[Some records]
========

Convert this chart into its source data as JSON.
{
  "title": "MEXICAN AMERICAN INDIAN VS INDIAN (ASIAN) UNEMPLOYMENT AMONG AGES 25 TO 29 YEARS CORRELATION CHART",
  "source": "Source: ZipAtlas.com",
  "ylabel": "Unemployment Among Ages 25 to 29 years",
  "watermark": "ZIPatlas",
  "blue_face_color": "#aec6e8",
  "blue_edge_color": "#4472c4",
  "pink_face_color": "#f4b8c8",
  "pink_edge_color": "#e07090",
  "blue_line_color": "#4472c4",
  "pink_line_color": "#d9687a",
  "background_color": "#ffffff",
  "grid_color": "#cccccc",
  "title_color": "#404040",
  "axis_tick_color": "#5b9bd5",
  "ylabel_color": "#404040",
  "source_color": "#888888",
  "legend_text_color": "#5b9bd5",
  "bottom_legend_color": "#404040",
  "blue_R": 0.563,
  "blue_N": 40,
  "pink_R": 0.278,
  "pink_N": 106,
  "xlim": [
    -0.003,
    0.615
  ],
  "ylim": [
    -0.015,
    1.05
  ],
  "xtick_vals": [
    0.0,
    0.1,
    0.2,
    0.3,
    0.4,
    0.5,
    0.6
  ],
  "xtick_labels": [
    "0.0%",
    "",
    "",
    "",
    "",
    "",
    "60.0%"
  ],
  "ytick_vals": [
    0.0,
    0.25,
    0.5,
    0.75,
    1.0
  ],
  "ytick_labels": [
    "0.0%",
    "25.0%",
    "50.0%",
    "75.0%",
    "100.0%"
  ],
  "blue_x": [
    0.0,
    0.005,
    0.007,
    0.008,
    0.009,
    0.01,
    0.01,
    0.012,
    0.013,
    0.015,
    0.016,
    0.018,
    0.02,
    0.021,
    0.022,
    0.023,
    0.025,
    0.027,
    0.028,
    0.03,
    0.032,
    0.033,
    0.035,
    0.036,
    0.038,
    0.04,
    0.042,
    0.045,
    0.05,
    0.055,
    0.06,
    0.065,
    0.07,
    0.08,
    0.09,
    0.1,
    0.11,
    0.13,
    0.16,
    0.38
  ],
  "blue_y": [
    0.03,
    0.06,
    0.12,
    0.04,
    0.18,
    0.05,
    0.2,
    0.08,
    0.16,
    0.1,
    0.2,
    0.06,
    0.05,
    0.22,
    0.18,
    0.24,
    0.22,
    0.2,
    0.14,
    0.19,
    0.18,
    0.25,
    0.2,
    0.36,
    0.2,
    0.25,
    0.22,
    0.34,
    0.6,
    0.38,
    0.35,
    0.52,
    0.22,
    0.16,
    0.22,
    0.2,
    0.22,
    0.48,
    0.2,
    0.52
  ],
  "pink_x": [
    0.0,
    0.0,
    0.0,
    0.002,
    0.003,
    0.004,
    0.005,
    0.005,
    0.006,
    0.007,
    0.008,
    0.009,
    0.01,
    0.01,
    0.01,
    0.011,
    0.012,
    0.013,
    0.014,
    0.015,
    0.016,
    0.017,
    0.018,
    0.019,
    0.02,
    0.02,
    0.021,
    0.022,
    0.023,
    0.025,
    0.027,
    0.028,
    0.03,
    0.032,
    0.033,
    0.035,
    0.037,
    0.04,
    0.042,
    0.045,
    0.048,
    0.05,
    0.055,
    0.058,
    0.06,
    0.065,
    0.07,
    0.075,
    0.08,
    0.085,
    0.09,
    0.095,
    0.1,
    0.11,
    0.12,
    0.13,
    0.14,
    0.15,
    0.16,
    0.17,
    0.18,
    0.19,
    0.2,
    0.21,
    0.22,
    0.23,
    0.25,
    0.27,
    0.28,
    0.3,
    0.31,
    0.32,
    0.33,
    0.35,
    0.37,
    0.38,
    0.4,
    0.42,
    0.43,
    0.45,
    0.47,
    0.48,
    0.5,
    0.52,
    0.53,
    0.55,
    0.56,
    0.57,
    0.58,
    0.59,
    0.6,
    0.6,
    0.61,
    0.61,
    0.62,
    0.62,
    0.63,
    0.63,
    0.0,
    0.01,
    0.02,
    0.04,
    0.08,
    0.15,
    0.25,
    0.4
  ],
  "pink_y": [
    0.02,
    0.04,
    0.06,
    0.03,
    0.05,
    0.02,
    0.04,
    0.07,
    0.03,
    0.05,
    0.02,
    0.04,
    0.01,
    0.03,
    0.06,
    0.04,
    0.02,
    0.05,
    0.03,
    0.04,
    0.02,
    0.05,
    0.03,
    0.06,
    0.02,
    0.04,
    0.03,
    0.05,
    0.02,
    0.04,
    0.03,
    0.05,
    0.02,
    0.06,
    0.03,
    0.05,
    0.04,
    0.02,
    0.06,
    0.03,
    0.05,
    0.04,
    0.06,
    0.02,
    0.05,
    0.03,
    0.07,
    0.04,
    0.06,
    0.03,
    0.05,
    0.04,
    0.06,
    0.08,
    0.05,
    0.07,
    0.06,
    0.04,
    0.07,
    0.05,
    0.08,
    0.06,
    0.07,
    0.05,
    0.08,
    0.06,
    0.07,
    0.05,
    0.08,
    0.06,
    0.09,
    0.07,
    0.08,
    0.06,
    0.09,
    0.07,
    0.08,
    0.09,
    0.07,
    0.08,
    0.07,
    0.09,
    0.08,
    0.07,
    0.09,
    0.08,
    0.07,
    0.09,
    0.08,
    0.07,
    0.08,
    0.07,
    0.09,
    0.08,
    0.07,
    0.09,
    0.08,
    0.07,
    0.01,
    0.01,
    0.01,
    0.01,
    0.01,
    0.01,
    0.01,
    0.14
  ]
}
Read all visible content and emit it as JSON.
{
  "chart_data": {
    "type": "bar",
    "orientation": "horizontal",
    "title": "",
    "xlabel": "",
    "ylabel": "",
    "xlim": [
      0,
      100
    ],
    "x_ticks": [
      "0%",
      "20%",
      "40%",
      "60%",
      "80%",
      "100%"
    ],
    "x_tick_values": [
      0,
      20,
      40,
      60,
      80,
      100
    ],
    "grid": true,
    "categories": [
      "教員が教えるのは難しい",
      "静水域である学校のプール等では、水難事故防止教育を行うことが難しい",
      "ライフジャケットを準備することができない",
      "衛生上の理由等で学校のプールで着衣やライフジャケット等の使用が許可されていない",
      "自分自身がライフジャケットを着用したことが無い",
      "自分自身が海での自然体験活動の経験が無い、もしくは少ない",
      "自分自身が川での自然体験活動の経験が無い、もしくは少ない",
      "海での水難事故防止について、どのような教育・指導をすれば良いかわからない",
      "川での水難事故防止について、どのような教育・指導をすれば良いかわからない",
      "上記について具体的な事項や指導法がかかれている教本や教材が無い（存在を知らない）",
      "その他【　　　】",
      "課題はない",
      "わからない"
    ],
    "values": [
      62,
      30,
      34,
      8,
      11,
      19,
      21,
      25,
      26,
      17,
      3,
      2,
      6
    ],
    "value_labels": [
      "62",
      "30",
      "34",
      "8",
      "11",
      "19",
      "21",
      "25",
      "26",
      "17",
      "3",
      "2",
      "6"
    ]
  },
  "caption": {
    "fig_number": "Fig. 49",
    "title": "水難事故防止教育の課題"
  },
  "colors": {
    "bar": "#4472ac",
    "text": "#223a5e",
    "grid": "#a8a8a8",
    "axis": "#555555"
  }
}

========

__Task details__
Return the whole listing exactly.

__Task output__
Convert this chart into its source data as JSON.
{
  "title": "MEXICAN AMERICAN INDIAN VS INDIAN (ASIAN) UNEMPLOYMENT AMONG AGES 25 TO 29 YEARS CORRELATION CHART",
  "source": "Source: ZipAtlas.com",
  "ylabel": "Unemployment Among Ages 25 to 29 years",
  "watermark": "ZIPatlas",
  "blue_face_color": "#aec6e8",
  "blue_edge_color": "#4472c4",
  "pink_face_color": "#f4b8c8",
  "pink_edge_color": "#e07090",
  "blue_line_color": "#4472c4",
  "pink_line_color": "#d9687a",
  "background_color": "#ffffff",
  "grid_color": "#cccccc",
  "title_color": "#404040",
  "axis_tick_color": "#5b9bd5",
  "ylabel_color": "#404040",
  "source_color": "#888888",
  "legend_text_color": "#5b9bd5",
  "bottom_legend_color": "#404040",
  "blue_R": 0.563,
  "blue_N": 40,
  "pink_R": 0.278,
  "pink_N": 106,
  "xlim": [
    -0.003,
    0.615
  ],
  "ylim": [
    -0.015,
    1.05
  ],
  "xtick_vals": [
    0.0,
    0.1,
    0.2,
    0.3,
    0.4,
    0.5,
    0.6
  ],
  "xtick_labels": [
    "0.0%",
    "",
    "",
    "",
    "",
    "",
    "60.0%"
  ],
  "ytick_vals": [
    0.0,
    0.25,
    0.5,
    0.75,
    1.0
  ],
  "ytick_labels": [
    "0.0%",
    "25.0%",
    "50.0%",
    "75.0%",
    "100.0%"
  ],
  "blue_x": [
    0.0,
    0.005,
    0.007,
    0.008,
    0.009,
    0.01,
    0.01,
    0.012,
    0.013,
    0.015,
    0.016,
    0.018,
    0.02,
    0.021,
    0.022,
    0.023,
    0.025,
    0.027,
    0.028,
    0.03,
    0.032,
    0.033,
    0.035,
    0.036,
    0.038,
    0.04,
    0.042,
    0.045,
    0.05,
    0.055,
    0.06,
    0.065,
    0.07,
    0.08,
    0.09,
    0.1,
    0.11,
    0.13,
    0.16,
    0.38
  ],
  "blue_y": [
    0.03,
    0.06,
    0.12,
    0.04,
    0.18,
    0.05,
    0.2,
    0.08,
    0.16,
    0.1,
    0.2,
    0.06,
    0.05,
    0.22,
    0.18,
    0.24,
    0.22,
    0.2,
    0.14,
    0.19,
    0.18,
    0.25,
    0.2,
    0.36,
    0.2,
    0.25,
    0.22,
    0.34,
    0.6,
    0.38,
    0.35,
    0.52,
    0.22,
    0.16,
    0.22,
    0.2,
    0.22,
    0.48,
    0.2,
    0.52
  ],
  "pink_x": [
    0.0,
    0.0,
    0.0,
    0.002,
    0.003,
    0.004,
    0.005,
    0.005,
    0.006,
    0.007,
    0.008,
    0.009,
    0.01,
    0.01,
    0.01,
    0.011,
    0.012,
    0.013,
    0.014,
    0.015,
    0.016,
    0.017,
    0.018,
    0.019,
    0.02,
    0.02,
    0.021,
    0.022,
    0.023,
    0.025,
    0.027,
    0.028,
    0.03,
    0.032,
    0.033,
    0.035,
    0.037,
    0.04,
    0.042,
    0.045,
    0.048,
    0.05,
    0.055,
    0.058,
    0.06,
    0.065,
    0.07,
    0.075,
    0.08,
    0.085,
    0.09,
    0.095,
    0.1,
    0.11,
    0.12,
    0.13,
    0.14,
    0.15,
    0.16,
    0.17,
    0.18,
    0.19,
    0.2,
    0.21,
    0.22,
    0.23,
    0.25,
    0.27,
    0.28,
    0.3,
    0.31,
    0.32,
    0.33,
    0.35,
    0.37,
    0.38,
    0.4,
    0.42,
    0.43,
    0.45,
    0.47,
    0.48,
    0.5,
    0.52,
    0.53,
    0.55,
    0.56,
    0.57,
    0.58,
    0.59,
    0.6,
    0.6,
    0.61,
    0.61,
    0.62,
    0.62,
    0.63,
    0.63,
    0.0,
    0.01,
    0.02,
    0.04,
    0.08,
    0.15,
    0.25,
    0.4
  ],
  "pink_y": [
    0.02,
    0.04,
    0.06,
    0.03,
    0.05,
    0.02,
    0.04,
    0.07,
    0.03,
    0.05,
    0.02,
    0.04,
    0.01,
    0.03,
    0.06,
    0.04,
    0.02,
    0.05,
    0.03,
    0.04,
    0.02,
    0.05,
    0.03,
    0.06,
    0.02,
    0.04,
    0.03,
    0.05,
    0.02,
    0.04,
    0.03,
    0.05,
    0.02,
    0.06,
    0.03,
    0.05,
    0.04,
    0.02,
    0.06,
    0.03,
    0.05,
    0.04,
    0.06,
    0.02,
    0.05,
    0.03,
    0.07,
    0.04,
    0.06,
    0.03,
    0.05,
    0.04,
    0.06,
    0.08,
    0.05,
    0.07,
    0.06,
    0.04,
    0.07,
    0.05,
    0.08,
    0.06,
    0.07,
    0.05,
    0.08,
    0.06,
    0.07,
    0.05,
    0.08,
    0.06,
    0.09,
    0.07,
    0.08,
    0.06,
    0.09,
    0.07,
    0.08,
    0.09,
    0.07,
    0.08,
    0.07,
    0.09,
    0.08,
    0.07,
    0.09,
    0.08,
    0.07,
    0.09,
    0.08,
    0.07,
    0.08,
    0.07,
    0.09,
    0.08,
    0.07,
    0.09,
    0.08,
    0.07,
    0.01,
    0.01,
    0.01,
    0.01,
    0.01,
    0.01,
    0.01,
    0.14
  ]
}
Read all visible content and emit it as JSON.
{
  "chart_data": {
    "type": "bar",
    "orientation": "horizontal",
    "title": "",
    "xlabel": "",
    "ylabel": "",
    "xlim": [
      0,
      100
    ],
    "x_ticks": [
      "0%",
      "20%",
      "40%",
      "60%",
      "80%",
      "100%"
    ],
    "x_tick_values": [
      0,
      20,
      40,
      60,
      80,
      100
    ],
    "grid": true,
    "categories": [
      "教員が教えるのは難しい",
      "静水域である学校のプール等では、水難事故防止教育を行うことが難しい",
      "ライフジャケットを準備することができない",
      "衛生上の理由等で学校のプールで着衣やライフジャケット等の使用が許可されていない",
      "自分自身がライフジャケットを着用したことが無い",
      "自分自身が海での自然体験活動の経験が無い、もしくは少ない",
      "自分自身が川での自然体験活動の経験が無い、もしくは少ない",
      "海での水難事故防止について、どのような教育・指導をすれば良いかわからない",
      "川での水難事故防止について、どのような教育・指導をすれば良いかわからない",
      "上記について具体的な事項や指導法がかかれている教本や教材が無い（存在を知らない）",
      "その他【　　　】",
      "課題はない",
      "わからない"
    ],
    "values": [
      62,
      30,
      34,
      8,
      11,
      19,
      21,
      25,
      26,
      17,
      3,
      2,
      6
    ],
    "value_labels": [
      "62",
      "30",
      "34",
      "8",
      "11",
      "19",
      "21",
      "25",
      "26",
      "17",
      "3",
      "2",
      "6"
    ]
  },
  "caption": {
    "fig_number": "Fig. 49",
    "title": "水難事故防止教育の課題"
  },
  "colors": {
    "bar": "#4472ac",
    "text": "#223a5e",
    "grid": "#a8a8a8",
    "axis": "#555555"
  }
}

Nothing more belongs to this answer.